#### [EXTRACT PROVIDED]
———

JEN LINKOVA: Almost symmetrical traffic flow that might not see a response at all, OK, thank you.

BRIAN NISBET: Any other questions? Nothing online, Clara? OK. Thank you very much.

(APPLAUSE.)

OK and our third and final presentation in this session we have he will lease and Fred talking about redefining Netflix's BGP architecture.

ELISA VENNEGUES: Hello everyone, I am Elisa, I am a network architect at Netflix and I am here with Fred. Before we dive in, a quick show of hands who is still running some form of BGP for mesh? We still do, OK. A quick few hands raised. So we are going to discuss here today, we are going to present you with what we have done. It's not one true BGP design, it's just what we came up with and that suits our needs for what matters for Netflix. I am going to present you with what BGP architecture means for Netflix and how we operate our network and Fred will take over with the technical solution that we have designed and we have deployed and I will, we will carry on well validation process, what we have tested and how we make sure basically that everything is working as expected and I will present you with the migration process and the telemetry that we set in place to make sure that the migration is successful and easily trackable and we'll end up with the lessons learned and the conclusion. So what is our BGP Netflix architectures.

So today we operate an open connect BGP which is more than Meta by the way, those numbers can look high but they are not so much so we are in the multi‑contributory territory in terms of traffic delivery, we rely heavily on cautious so both on our network and inside our ISP partners so they deliver the traffic and they operate BGP as well so we know where to steer the traffic to and we operate in this 175 countries over the world. So it represents 90% of the people almost and we have like 400 points of presence worldwide, you can see on the map all the blue stuff where we are located, both from OCA perspective and our footprint in terms of network localisation and from the edge routing perspective, we have 20,000 BGP sessions and we peer with nearly 3,000 different ASNs over the world, you can see we are heavily peer network and it matters when it comes to BGP, we have to take it carefully because that's what's basically deliver the traffic on the ground.

———

#### [RECORDS PROVIDED]
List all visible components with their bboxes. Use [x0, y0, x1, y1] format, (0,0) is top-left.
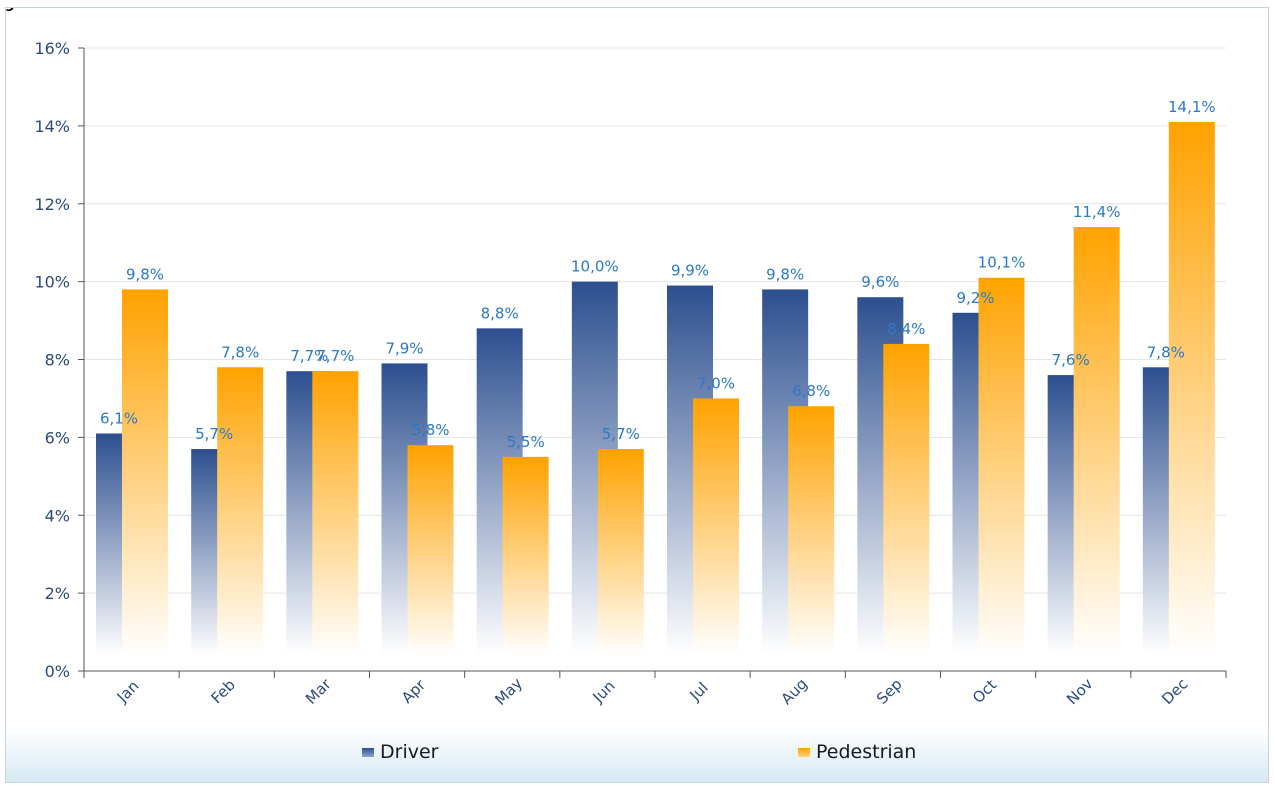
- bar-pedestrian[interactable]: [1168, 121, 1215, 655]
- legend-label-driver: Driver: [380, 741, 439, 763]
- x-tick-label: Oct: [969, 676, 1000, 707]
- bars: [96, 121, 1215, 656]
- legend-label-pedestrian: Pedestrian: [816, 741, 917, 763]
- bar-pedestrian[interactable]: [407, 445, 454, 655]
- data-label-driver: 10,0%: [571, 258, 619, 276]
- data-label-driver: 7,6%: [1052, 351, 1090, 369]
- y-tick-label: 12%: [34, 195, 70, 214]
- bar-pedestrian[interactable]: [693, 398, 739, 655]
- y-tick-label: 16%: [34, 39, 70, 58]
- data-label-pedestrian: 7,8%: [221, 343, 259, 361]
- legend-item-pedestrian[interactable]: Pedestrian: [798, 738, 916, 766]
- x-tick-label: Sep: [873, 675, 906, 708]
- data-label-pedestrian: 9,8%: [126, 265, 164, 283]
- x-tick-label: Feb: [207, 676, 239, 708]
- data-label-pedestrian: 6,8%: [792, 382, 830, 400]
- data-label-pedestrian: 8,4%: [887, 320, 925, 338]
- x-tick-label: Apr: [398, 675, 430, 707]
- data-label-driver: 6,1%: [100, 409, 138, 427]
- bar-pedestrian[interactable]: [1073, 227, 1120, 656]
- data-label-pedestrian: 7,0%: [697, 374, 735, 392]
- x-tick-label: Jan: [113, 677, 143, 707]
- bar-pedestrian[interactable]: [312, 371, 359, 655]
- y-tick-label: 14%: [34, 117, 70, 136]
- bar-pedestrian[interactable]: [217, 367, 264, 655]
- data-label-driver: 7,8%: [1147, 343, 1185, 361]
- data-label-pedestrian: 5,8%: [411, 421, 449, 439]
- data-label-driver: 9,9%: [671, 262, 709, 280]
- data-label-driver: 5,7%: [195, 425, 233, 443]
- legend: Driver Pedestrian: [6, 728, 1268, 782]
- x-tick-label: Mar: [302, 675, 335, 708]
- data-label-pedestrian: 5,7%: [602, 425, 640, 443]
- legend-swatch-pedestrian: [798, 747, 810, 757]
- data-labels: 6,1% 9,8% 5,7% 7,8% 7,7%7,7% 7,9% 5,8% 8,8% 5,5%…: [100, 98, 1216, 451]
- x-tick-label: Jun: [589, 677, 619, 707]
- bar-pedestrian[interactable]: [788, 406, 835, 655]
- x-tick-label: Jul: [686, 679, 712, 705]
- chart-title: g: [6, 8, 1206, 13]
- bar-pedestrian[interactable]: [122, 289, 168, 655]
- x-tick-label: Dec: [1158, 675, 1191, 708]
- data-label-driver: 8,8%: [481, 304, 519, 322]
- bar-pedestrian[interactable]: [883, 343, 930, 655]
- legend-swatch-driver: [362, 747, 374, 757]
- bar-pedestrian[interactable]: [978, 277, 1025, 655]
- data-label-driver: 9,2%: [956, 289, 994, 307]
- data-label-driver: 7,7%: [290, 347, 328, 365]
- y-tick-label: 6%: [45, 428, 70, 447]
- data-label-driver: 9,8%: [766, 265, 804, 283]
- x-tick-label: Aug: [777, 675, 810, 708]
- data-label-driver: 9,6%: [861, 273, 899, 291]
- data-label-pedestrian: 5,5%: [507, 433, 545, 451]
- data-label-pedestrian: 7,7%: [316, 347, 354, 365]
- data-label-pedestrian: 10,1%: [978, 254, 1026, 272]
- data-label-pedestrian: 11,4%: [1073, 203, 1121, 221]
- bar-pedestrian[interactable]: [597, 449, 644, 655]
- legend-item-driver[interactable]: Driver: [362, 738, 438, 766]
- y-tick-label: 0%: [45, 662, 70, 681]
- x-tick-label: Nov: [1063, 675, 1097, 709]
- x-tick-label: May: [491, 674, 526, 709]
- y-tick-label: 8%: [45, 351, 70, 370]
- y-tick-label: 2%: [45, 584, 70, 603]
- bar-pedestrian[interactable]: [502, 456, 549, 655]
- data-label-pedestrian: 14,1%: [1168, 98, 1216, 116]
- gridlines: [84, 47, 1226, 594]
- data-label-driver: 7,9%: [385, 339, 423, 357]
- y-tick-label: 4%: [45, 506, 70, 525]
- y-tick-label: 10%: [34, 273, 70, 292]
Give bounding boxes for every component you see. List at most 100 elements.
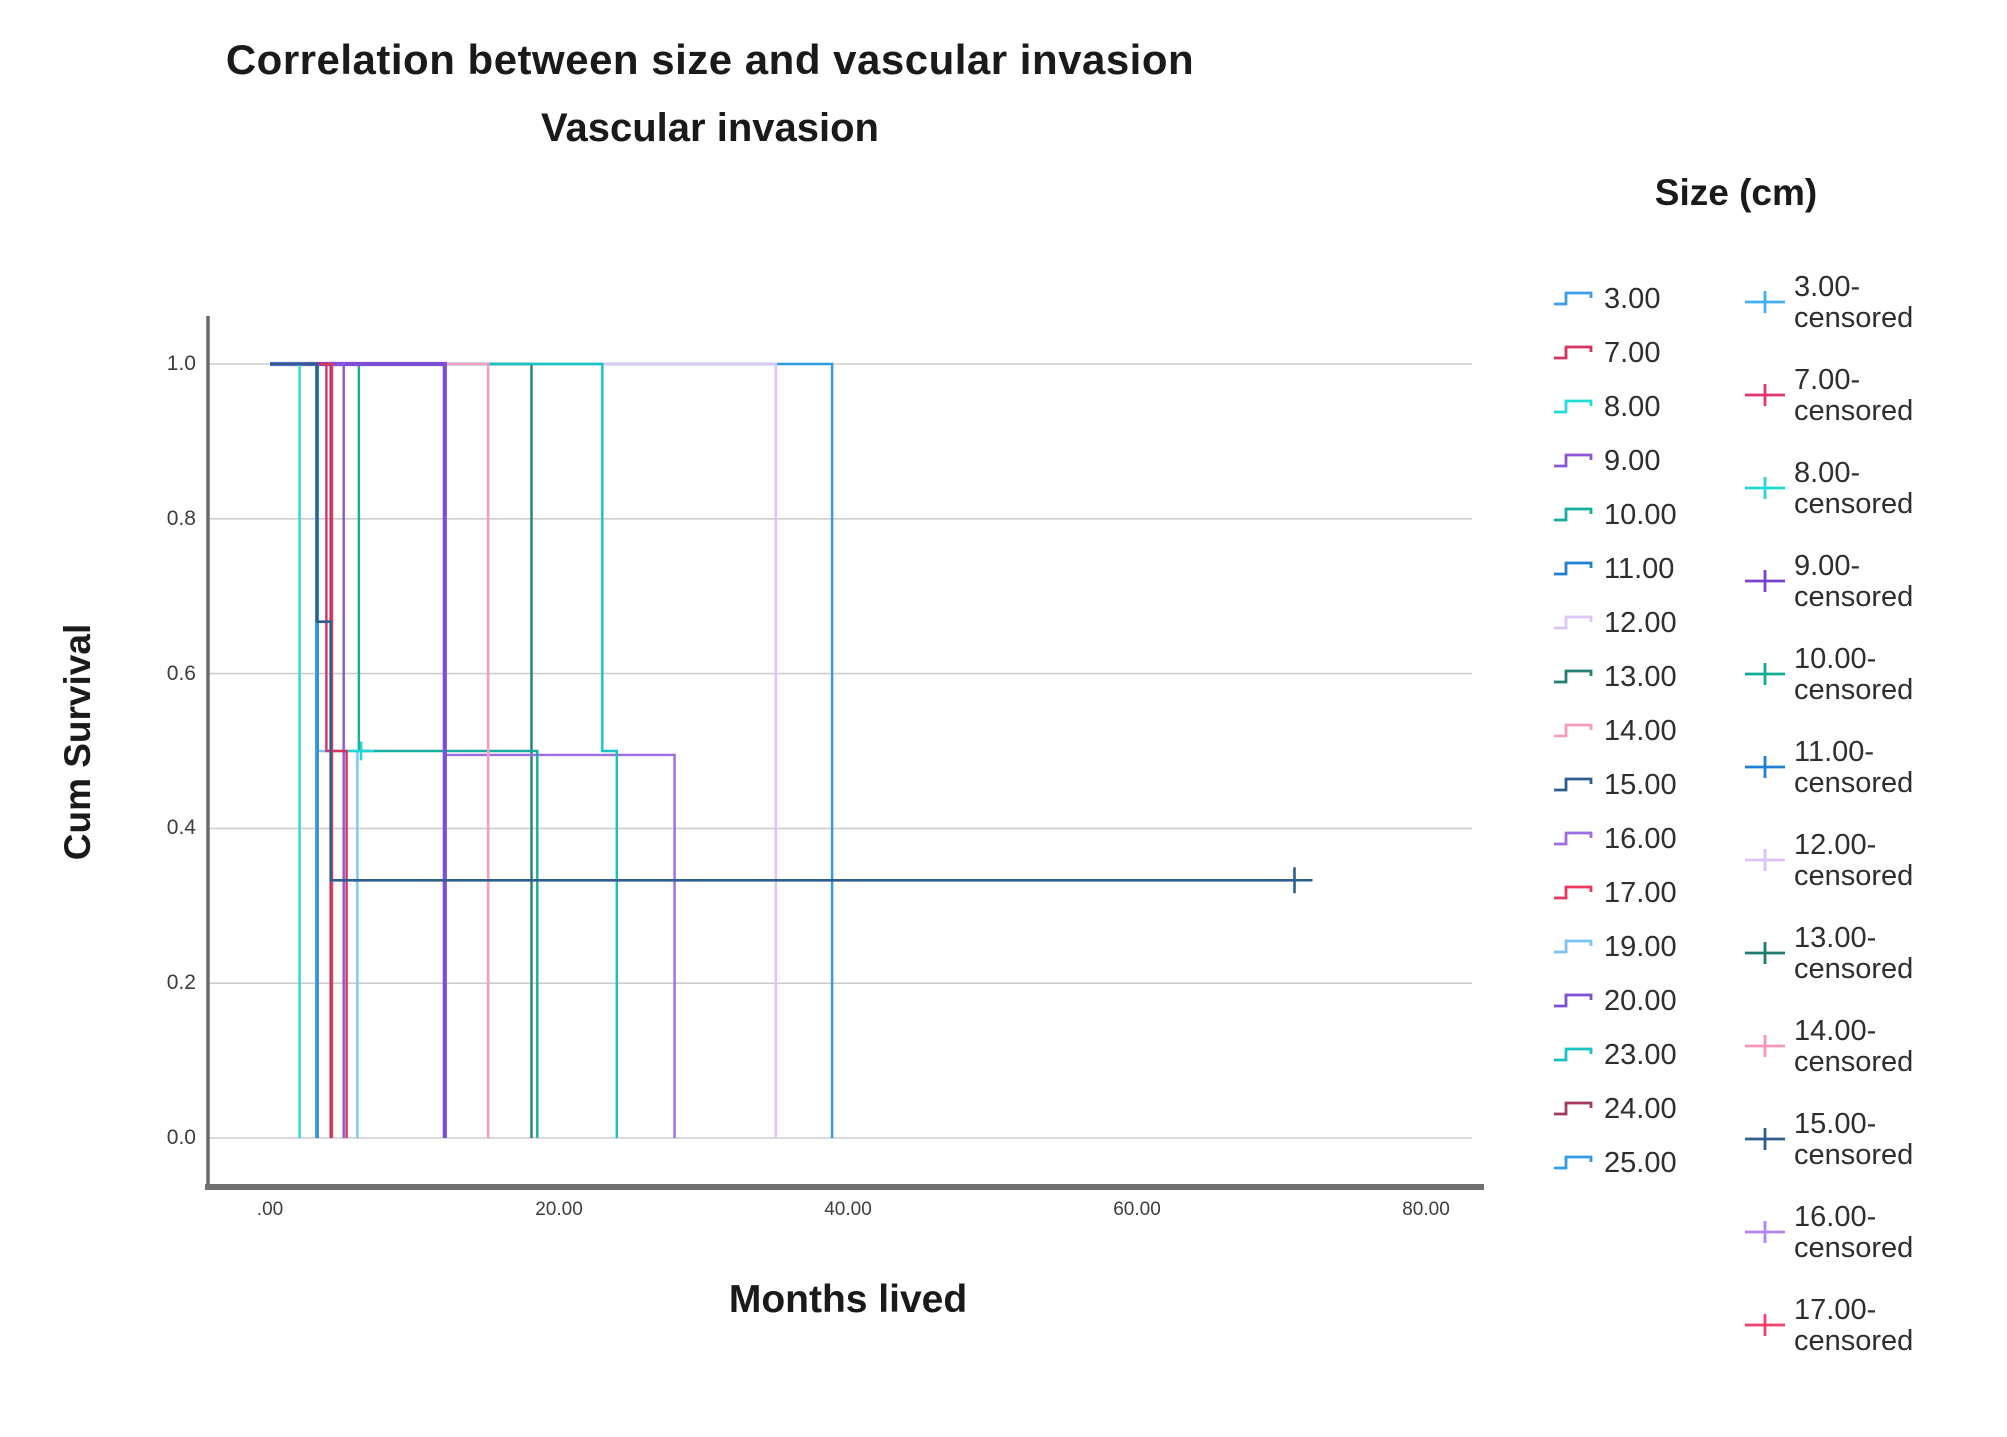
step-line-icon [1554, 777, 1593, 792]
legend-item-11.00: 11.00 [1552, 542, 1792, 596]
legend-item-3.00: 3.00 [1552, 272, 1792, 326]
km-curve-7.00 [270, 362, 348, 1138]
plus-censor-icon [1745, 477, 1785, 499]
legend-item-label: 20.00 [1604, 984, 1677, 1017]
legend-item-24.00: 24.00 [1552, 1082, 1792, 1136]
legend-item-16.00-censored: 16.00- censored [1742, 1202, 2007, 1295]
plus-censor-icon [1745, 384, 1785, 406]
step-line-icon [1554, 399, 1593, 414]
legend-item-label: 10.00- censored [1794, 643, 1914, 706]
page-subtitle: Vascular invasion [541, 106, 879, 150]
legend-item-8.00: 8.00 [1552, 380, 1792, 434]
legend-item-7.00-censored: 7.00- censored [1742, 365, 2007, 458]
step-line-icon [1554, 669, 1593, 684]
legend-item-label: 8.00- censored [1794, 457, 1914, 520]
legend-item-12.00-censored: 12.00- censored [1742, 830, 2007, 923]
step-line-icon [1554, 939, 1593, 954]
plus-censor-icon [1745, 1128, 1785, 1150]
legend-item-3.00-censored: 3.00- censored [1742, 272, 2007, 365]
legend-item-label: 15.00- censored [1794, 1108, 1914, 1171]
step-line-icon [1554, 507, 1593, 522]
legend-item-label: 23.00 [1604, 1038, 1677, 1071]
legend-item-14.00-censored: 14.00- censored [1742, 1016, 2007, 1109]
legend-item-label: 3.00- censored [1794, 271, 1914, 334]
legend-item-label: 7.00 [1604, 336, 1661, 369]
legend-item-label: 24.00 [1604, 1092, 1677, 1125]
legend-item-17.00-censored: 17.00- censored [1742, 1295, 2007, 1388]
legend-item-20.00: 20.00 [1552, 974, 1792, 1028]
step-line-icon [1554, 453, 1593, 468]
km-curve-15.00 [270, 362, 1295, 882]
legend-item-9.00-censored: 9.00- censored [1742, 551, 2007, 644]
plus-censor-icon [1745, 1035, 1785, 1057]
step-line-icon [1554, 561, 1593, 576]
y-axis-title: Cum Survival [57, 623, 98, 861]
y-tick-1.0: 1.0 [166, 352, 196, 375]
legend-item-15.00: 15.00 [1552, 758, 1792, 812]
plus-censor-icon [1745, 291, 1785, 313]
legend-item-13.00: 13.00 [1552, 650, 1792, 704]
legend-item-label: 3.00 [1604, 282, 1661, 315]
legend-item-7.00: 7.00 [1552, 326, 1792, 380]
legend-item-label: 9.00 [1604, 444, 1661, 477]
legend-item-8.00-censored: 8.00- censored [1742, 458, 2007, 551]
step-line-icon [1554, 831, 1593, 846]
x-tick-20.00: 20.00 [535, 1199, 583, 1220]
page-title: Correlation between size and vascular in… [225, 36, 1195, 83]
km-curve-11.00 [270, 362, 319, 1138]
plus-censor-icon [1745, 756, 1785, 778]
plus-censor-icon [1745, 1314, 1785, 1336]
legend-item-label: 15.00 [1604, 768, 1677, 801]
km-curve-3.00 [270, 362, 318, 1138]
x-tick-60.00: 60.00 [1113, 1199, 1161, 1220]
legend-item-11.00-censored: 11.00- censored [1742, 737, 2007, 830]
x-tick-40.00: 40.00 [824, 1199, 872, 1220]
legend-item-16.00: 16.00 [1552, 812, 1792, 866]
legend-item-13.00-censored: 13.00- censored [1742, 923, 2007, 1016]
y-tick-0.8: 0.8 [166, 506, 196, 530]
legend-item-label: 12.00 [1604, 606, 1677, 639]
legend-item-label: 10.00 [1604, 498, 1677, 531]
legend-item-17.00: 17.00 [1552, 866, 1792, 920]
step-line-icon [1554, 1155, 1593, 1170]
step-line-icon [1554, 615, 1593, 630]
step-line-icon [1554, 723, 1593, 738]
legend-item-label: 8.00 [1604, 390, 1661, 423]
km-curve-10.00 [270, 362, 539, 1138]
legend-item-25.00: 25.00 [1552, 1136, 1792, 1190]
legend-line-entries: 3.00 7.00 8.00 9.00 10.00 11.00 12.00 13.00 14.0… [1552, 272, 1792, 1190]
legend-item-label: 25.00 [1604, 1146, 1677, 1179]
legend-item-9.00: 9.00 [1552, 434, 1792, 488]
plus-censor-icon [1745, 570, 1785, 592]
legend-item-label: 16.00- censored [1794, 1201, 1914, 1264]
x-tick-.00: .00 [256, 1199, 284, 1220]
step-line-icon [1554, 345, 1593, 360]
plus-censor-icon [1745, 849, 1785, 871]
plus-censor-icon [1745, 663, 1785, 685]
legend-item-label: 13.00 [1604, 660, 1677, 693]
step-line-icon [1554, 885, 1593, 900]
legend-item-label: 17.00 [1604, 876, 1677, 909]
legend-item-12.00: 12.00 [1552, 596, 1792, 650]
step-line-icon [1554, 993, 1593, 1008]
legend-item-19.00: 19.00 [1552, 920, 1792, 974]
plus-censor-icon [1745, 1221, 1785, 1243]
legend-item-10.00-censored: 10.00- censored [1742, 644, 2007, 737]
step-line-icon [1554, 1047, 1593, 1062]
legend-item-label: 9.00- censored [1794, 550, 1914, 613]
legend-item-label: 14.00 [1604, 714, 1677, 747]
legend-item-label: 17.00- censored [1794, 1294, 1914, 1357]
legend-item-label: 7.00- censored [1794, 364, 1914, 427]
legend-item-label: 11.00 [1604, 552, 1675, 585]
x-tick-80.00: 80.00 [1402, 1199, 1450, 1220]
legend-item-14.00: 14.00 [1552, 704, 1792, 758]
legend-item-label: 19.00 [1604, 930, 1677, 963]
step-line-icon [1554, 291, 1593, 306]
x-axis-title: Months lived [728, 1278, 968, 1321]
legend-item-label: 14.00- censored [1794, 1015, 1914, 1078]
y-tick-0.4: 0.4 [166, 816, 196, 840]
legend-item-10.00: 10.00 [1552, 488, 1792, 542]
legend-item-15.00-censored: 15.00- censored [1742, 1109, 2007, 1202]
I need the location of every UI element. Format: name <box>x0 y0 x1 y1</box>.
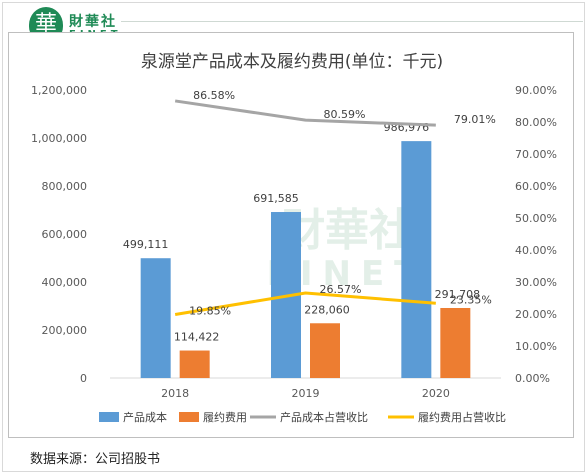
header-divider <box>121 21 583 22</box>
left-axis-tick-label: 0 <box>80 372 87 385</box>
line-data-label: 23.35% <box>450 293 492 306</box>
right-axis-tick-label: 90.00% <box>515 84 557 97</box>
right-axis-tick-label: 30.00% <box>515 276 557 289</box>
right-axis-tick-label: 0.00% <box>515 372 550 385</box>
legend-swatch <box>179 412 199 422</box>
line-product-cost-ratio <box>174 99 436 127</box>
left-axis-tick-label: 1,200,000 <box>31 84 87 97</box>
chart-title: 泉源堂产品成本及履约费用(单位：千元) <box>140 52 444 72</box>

———

#### [YOUR TASKS]
1. Using the transcript on Netflix's BGP architecture, answer the following:
(a) What position does Elisa Vennegues hold at Netflix?
(b) In how many countries does Netflix operate?
(c) How many BGP sessions are reported from the edge routing perspective?
2. In the records, format the lines from the line containing "- bar-pedestrian[interactable]: [1168, 121, 1215, 655]" to the line containing "- bar-pedestrian[interactable]: [693, 398, 739, 655]" as a Markdown table with the columns Row and Entry, numbering each line and omitting blank lines.
The records bear no relation to the transcript on Netflix's BGP architecture.

#### [RESPONSES IN ORDER]
1.
(a) Network architect.
(b) 175 countries.
(c) 20,000 BGP sessions.

2.
| Row | Entry |
|---|---|
| 1 | - bar-pedestrian[interactable]: [1168, 121, 1215, 655] |
| 2 | - legend-label-driver: Driver: [380, 741, 439, 763] |
| 3 | - x-tick-label: Oct: [969, 676, 1000, 707] |
| 4 | - bars: [96, 121, 1215, 656] |
| 5 | - legend-label-pedestrian: Pedestrian: [816, 741, 917, 763] |
| 6 | - bar-pedestrian[interactable]: [407, 445, 454, 655] |
| 7 | - data-label-driver: 10,0%: [571, 258, 619, 276] |
| 8 | - data-label-driver: 7,6%: [1052, 351, 1090, 369] |
| 9 | - y-tick-label: 12%: [34, 195, 70, 214] |
| 10 | - bar-pedestrian[interactable]: [693, 398, 739, 655] |